Could you reproduce this listing word for word, leaving out the pictures?

* Begin Records for this task *

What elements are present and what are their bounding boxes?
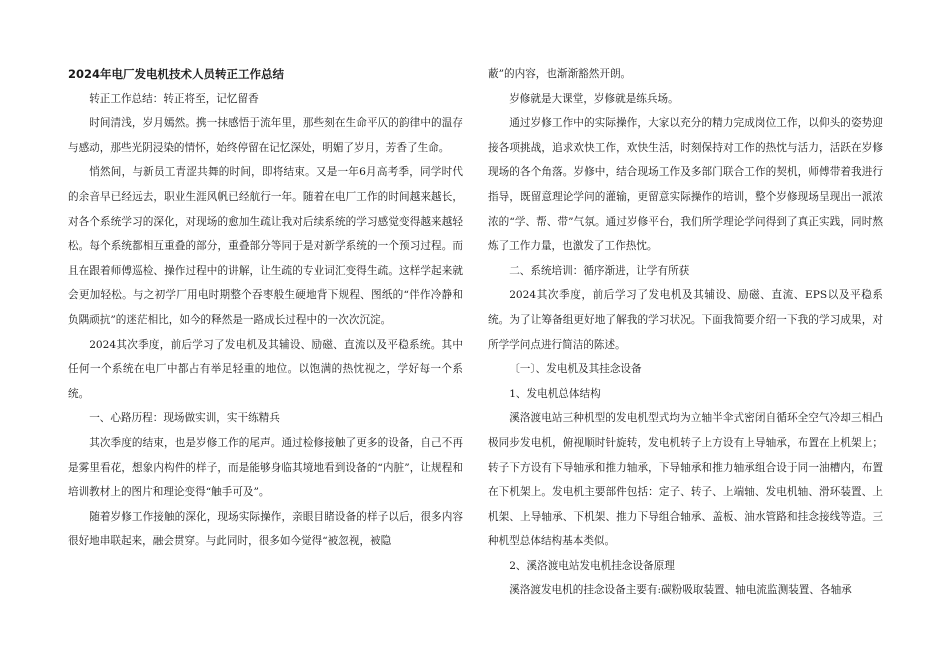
body-paragraph: 溪洛渡电站三种机型的发电机型式均为立轴半伞式密闭自循环全空气冷却三相凸极同步发电机，俯视顺时针旋转，发电机转子上方设有上导轴承，布置在上机架上；转子下方设有下导轴承和推力轴承，下导轴承和推力轴承组合设于同一油槽内，布置在下机架上。发电机主要部件包括：定子、转子、上端轴、发电机轴、滑环装置、上机架、上导轴承、下机架、推力下导组合轴承、盖板、油水管路和挂念接线等造。三种机型总体结构基本类似。 — [488, 412, 883, 548]
body-paragraph: 时间清浅，岁月嫣然。携一抹感悟于流年里，那些刻在生命平仄的韵律中的温存与感动，那些光阴浸染的情怀，始终停留在记忆深处，明媚了岁月，芳香了生命。 — [68, 117, 463, 154]
document-title: 2024年电厂发电机技术人员转正工作总结 — [68, 67, 285, 81]
subtitle-paragraph: 转正工作总结：转正将至，记忆留香 — [89, 92, 259, 105]
body-paragraph: 2024其次季度，前后学习了发电机及其辅设、励磁、直流以及平稳系统。其中任何一个系统在电厂中都占有举足轻重的地位。以饱满的热忱视之，学好每一个系统。 — [68, 338, 463, 400]
body-paragraph: 通过岁修工作中的实际操作，大家以充分的精力完成岗位工作，以仰头的姿势迎接各项挑战，追求欢快工作，欢快生活，时刻保持对工作的热忱与活力，活跃在岁修现场的各个角落。岁修中，结合现场工作及多部门联合工作的契机，师傅带着我进行指导，既留意理论学问的灌输，更留意实际操作的培训，整个岁修现场呈现出一派浓浓的“学、帮、带”气氛。通过岁修平台，我们所学理论学问得到了真正实践，同时熬炼了工作力量，也激发了工作热忱。 — [488, 117, 883, 253]
body-paragraph: 随着岁修工作接触的深化，现场实际操作，亲眼目睹设备的样子以后，很多内容很好地串联起来，融会贯穿。与此同时，很多如今觉得“被忽视，被隐 — [68, 510, 463, 548]
body-paragraph: 其次季度的结束，也是岁修工作的尾声。通过检修接触了更多的设备，自己不再是雾里看花，想象内构件的样子，而是能够身临其境地看到设备的“内脏”，让规程和培训教材上的图片和理论变得“触手可及”。 — [68, 436, 463, 499]
section-heading: 二、系统培训：循序渐进，让学有所获 — [509, 264, 690, 277]
right-column — [488, 62, 883, 603]
body-paragraph: 溪洛渡发电机的挂念设备主要有:碳粉吸取装置、轴电流监测装置、各轴承 — [509, 584, 852, 597]
left-column — [68, 62, 463, 554]
subsection-heading: 2、溪洛渡电站发电机挂念设备原理 — [509, 559, 675, 572]
body-paragraph: 悄然间，与新员工青涩共舞的时间，即将结束。又是一年6月高考季，同学时代的余音早已经远去，职业生涯风帆已经航行一年。随着在电厂工作的时间越来越长，对各个系统学习的深化，对现场的愈加生疏让我对后续系统的学习感觉变得越来越轻松。每个系统都相互重叠的部分，重叠部分等同于是对新学系统的一个预习过程。而且在跟着师傅巡检、操作过程中的讲解，让生疏的专业词汇变得生疏。这样学起来就会更加轻松。与之初学厂用电时期整个吞枣般生硬地背下规程、图纸的“伴作冷静和负隅顽抗”的迷茫相比，如今的释然是一路成长过程中的一次次沉淀。 — [68, 166, 463, 326]
subsection-heading: 〔一〕、发电机及其挂念设备 — [509, 363, 642, 376]
continued-paragraph: 蔽”的内容，也渐渐豁然开朗。 — [488, 68, 632, 80]
body-paragraph: 2024其次季度，前后学习了发电机及其辅设、励磁、直流、EPS以及平稳系统。为了让筹备组更好地了解我的学习状况。下面我简要介绍一下我的学习成果，对所学学问点进行简洁的陈述。 — [488, 289, 883, 351]
body-paragraph: 岁修就是大课堂，岁修就是练兵场。 — [509, 92, 679, 105]
subsection-heading: 1、发电机总体结构 — [509, 387, 601, 400]
section-heading: 一、心路历程：现场做实训，实干练精兵 — [89, 412, 280, 425]
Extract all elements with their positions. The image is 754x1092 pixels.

* End Records for this task *

§ Final answer:
What elements are present and what are their bounding boxes?
body-paragraph: 溪洛渡电站三种机型的发电机型式均为立轴半伞式密闭自循环全空气冷却三相凸极同步发电机，俯视顺时针旋转，发电机转子上方设有上导轴承，布置在上机架上；转子下方设有下导轴承和推力轴承，下导轴承和推力轴承组合设于同一油槽内，布置在下机架上。发电机主要部件包括：定子、转子、上端轴、发电机轴、滑环装置、上机架、上导轴承、下机架、推力下导组合轴承、盖板、油水管路和挂念接线等造。三种机型总体结构基本类似。 — [488, 412, 883, 548]
body-paragraph: 时间清浅，岁月嫣然。携一抹感悟于流年里，那些刻在生命平仄的韵律中的温存与感动，那些光阴浸染的情怀，始终停留在记忆深处，明媚了岁月，芳香了生命。 — [68, 117, 463, 154]
document-title: 2024年电厂发电机技术人员转正工作总结 — [68, 67, 285, 81]
subtitle-paragraph: 转正工作总结：转正将至，记忆留香 — [89, 92, 259, 105]
body-paragraph: 2024其次季度，前后学习了发电机及其辅设、励磁、直流以及平稳系统。其中任何一个系统在电厂中都占有举足轻重的地位。以饱满的热忱视之，学好每一个系统。 — [68, 338, 463, 400]
body-paragraph: 通过岁修工作中的实际操作，大家以充分的精力完成岗位工作，以仰头的姿势迎接各项挑战，追求欢快工作，欢快生活，时刻保持对工作的热忱与活力，活跃在岁修现场的各个角落。岁修中，结合现场工作及多部门联合工作的契机，师傅带着我进行指导，既留意理论学问的灌输，更留意实际操作的培训，整个岁修现场呈现出一派浓浓的“学、帮、带”气氛。通过岁修平台，我们所学理论学问得到了真正实践，同时熬炼了工作力量，也激发了工作热忱。 — [488, 117, 883, 253]
body-paragraph: 随着岁修工作接触的深化，现场实际操作，亲眼目睹设备的样子以后，很多内容很好地串联起来，融会贯穿。与此同时，很多如今觉得“被忽视，被隐 — [68, 510, 463, 548]
body-paragraph: 其次季度的结束，也是岁修工作的尾声。通过检修接触了更多的设备，自己不再是雾里看花，想象内构件的样子，而是能够身临其境地看到设备的“内脏”，让规程和培训教材上的图片和理论变得“触手可及”。 — [68, 436, 463, 499]
section-heading: 二、系统培训：循序渐进，让学有所获 — [509, 264, 690, 277]
right-column — [488, 62, 883, 603]
body-paragraph: 溪洛渡发电机的挂念设备主要有:碳粉吸取装置、轴电流监测装置、各轴承 — [509, 584, 852, 597]
left-column — [68, 62, 463, 554]
subsection-heading: 2、溪洛渡电站发电机挂念设备原理 — [509, 559, 675, 572]
body-paragraph: 悄然间，与新员工青涩共舞的时间，即将结束。又是一年6月高考季，同学时代的余音早已经远去，职业生涯风帆已经航行一年。随着在电厂工作的时间越来越长，对各个系统学习的深化，对现场的愈加生疏让我对后续系统的学习感觉变得越来越轻松。每个系统都相互重叠的部分，重叠部分等同于是对新学系统的一个预习过程。而且在跟着师傅巡检、操作过程中的讲解，让生疏的专业词汇变得生疏。这样学起来就会更加轻松。与之初学厂用电时期整个吞枣般生硬地背下规程、图纸的“伴作冷静和负隅顽抗”的迷茫相比，如今的释然是一路成长过程中的一次次沉淀。 — [68, 166, 463, 326]
subsection-heading: 〔一〕、发电机及其挂念设备 — [509, 363, 642, 376]
continued-paragraph: 蔽”的内容，也渐渐豁然开朗。 — [488, 68, 632, 80]
body-paragraph: 2024其次季度，前后学习了发电机及其辅设、励磁、直流、EPS以及平稳系统。为了让筹备组更好地了解我的学习状况。下面我简要介绍一下我的学习成果，对所学学问点进行简洁的陈述。 — [488, 289, 883, 351]
body-paragraph: 岁修就是大课堂，岁修就是练兵场。 — [509, 92, 679, 105]
subsection-heading: 1、发电机总体结构 — [509, 387, 601, 400]
section-heading: 一、心路历程：现场做实训，实干练精兵 — [89, 412, 280, 425]
Extract all elements with their positions. The image is 754x1092 pixels.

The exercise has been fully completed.